To read the full story here!

September 19, 2022

With Connected Stores, Instacart Continues Push to Become Technology Platform Partner for Grocers

Today Instacart announced a new bundle of technologies aimed at helping retailers digitally power their storefronts. A mix of existing and new products, the new suite is a sign of Instacart’s continued effort to transform itself from an in-store shopper and delivery services company to an omnichannel grocery technology arms dealer.

The Connected Store suite of technologies includes the following:

A new and improved Caper cart: The new suite includes a third generation Caper cart. Like the second generation Caper, the new cart allows customers to drop their items in the cart and the Caper adds it to the list without a barcode scan, but is 65% larger, has a longer-life battery, and is designed to work well in inclement weather.

Scan & Pay: For retailers who choose not to deploy Caper carts, Instacart is introducing a new service called Scan & Pay. Scan & Pay allows shoppers to scan and pay for products with their phone. The service looks especially helpful for EBT Snap users, who can scan items to identify whether they are EBT SNAP-eligible.

Lists: Lists syncs up a shopper’s personal shopping list with the the Caper cart app or a grocer Instacart-powered app. Items are imported into the Caper list and checked off when you drop them in your cart.

Department Orders: The Department Orders feature enables coordination between grocery store prepared food departments by enabling them to sync orders. For example, the bakery can coordinate with the deli to enable orders to be ready simultaneously. The new feature is powered by Foodstorm, a food service order management platform the company acquired last year.

Carrot Tags: Maybe the most innovative new feature of the new Connected Stores bundle is Carrot Tags. A customer can find items in-store by clicking them on their phone, which lights up a corresponding electronic shelf label. As someone who often has trouble finding items on his shopping list, I can see Carrot Tags coming in pretty handy.

Instacart Introduces Connected Stores

As I wrote last year, Instacart’s acquisition of Caper and continued development of digital transformation technologies is a sign the company is trying to transition to become an enabling platform player for grocers.

As Instacart grows its enterprise technology solutions, I expect we’ll increasingly see its flagship shopper service decoupled from its technology as it looks to serve larger retailers who want greater control over the customer relationship. Since the start of the pandemic, many grocery retailers have started to roll out and standardize around their delivery services, which means a fast-growing market for technology solutions. My guess is that Instacart is anticipating this as it rolls up some of the best-in-class independent solution providers as it prepares for an IPO soon.

---*---

Exercise aim →
In the article on Instacart's Connected Stores, which feature lights up an electronic shelf label when a customer clicks an item on their phone?

Data for review →

---*---

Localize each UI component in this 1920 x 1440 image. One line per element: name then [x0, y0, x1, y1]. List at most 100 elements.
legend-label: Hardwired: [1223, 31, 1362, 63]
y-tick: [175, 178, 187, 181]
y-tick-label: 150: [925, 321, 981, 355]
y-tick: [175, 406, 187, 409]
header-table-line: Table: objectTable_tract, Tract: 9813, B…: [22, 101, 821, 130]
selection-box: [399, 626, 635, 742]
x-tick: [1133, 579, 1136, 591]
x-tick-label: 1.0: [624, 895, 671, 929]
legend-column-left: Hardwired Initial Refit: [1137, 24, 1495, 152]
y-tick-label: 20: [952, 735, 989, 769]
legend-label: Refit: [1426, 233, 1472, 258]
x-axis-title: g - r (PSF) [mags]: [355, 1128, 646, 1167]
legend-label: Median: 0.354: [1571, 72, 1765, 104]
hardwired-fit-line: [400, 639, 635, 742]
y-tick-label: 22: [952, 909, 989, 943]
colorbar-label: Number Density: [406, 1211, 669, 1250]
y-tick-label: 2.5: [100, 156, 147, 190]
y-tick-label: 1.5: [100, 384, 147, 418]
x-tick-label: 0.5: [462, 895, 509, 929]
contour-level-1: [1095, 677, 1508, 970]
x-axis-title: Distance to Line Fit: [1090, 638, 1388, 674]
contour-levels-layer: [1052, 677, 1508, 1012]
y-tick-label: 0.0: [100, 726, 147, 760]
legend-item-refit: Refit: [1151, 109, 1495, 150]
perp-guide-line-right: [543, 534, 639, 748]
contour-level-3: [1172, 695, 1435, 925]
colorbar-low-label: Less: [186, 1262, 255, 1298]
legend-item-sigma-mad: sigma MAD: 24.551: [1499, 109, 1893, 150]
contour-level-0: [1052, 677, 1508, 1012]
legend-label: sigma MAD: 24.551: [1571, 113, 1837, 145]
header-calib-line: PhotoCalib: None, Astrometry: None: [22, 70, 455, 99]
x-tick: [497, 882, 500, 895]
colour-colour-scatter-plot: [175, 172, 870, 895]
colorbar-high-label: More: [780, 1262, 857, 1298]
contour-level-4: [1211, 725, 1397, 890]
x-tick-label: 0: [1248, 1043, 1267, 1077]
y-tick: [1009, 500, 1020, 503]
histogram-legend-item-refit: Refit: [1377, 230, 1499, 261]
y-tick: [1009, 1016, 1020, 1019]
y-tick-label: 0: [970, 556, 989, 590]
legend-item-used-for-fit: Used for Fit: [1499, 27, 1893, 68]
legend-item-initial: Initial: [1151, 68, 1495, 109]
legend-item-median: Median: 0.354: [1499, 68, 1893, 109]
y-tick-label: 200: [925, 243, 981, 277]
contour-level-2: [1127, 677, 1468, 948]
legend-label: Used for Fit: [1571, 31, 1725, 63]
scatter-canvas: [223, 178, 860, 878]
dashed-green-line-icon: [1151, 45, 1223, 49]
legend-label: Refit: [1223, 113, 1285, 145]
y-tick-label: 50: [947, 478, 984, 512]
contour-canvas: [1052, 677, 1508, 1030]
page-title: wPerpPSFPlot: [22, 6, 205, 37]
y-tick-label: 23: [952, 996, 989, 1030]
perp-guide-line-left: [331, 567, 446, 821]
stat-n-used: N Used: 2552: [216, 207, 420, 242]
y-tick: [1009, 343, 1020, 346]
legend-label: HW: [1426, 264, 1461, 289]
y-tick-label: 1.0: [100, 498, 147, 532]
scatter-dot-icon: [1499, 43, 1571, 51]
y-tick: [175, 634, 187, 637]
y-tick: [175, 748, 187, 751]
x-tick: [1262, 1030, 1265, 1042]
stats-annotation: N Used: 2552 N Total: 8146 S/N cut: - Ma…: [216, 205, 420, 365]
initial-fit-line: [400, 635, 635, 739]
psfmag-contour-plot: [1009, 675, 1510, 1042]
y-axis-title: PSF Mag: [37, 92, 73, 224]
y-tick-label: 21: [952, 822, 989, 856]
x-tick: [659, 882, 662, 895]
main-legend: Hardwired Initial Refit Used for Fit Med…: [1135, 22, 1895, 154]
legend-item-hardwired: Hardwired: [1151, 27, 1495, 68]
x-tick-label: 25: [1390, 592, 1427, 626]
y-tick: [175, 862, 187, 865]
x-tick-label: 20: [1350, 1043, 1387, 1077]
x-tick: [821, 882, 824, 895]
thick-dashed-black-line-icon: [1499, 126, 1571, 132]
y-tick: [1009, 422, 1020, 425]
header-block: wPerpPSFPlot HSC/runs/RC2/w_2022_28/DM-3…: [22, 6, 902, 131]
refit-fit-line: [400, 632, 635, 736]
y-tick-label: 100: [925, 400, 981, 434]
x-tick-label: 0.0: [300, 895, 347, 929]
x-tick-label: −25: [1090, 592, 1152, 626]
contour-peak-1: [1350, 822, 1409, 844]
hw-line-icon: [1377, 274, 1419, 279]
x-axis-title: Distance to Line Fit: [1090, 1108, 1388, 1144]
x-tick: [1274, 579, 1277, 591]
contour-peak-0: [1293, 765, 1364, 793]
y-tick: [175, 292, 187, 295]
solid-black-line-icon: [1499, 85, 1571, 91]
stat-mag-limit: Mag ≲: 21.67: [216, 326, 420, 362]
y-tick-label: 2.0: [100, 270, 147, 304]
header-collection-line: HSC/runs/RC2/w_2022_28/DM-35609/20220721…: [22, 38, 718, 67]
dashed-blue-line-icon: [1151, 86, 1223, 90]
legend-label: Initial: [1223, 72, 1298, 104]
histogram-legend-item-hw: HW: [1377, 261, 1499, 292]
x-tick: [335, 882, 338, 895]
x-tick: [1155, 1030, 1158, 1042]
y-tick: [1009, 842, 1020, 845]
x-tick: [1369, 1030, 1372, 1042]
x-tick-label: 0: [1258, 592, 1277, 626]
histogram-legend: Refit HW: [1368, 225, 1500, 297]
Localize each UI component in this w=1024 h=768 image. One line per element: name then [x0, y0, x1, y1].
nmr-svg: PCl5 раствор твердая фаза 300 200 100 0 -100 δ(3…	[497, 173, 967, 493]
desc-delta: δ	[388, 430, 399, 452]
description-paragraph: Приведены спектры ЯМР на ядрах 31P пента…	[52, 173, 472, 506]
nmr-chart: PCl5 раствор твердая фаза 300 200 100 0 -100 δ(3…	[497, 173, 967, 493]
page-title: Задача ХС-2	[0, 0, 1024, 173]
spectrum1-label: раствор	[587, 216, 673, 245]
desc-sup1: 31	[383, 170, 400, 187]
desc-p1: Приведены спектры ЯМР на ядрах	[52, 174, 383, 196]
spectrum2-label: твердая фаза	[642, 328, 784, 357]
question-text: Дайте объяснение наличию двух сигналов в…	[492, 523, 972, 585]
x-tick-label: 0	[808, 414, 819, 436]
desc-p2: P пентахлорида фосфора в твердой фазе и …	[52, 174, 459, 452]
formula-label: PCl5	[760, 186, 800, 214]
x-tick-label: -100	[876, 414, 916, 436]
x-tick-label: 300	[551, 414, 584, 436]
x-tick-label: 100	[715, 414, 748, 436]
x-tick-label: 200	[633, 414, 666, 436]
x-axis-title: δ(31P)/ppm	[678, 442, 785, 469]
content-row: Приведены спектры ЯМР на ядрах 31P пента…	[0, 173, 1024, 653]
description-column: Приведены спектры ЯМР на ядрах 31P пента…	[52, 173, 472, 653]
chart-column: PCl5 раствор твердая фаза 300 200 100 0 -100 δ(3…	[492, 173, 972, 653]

---*---

Reply →
Carrot Tags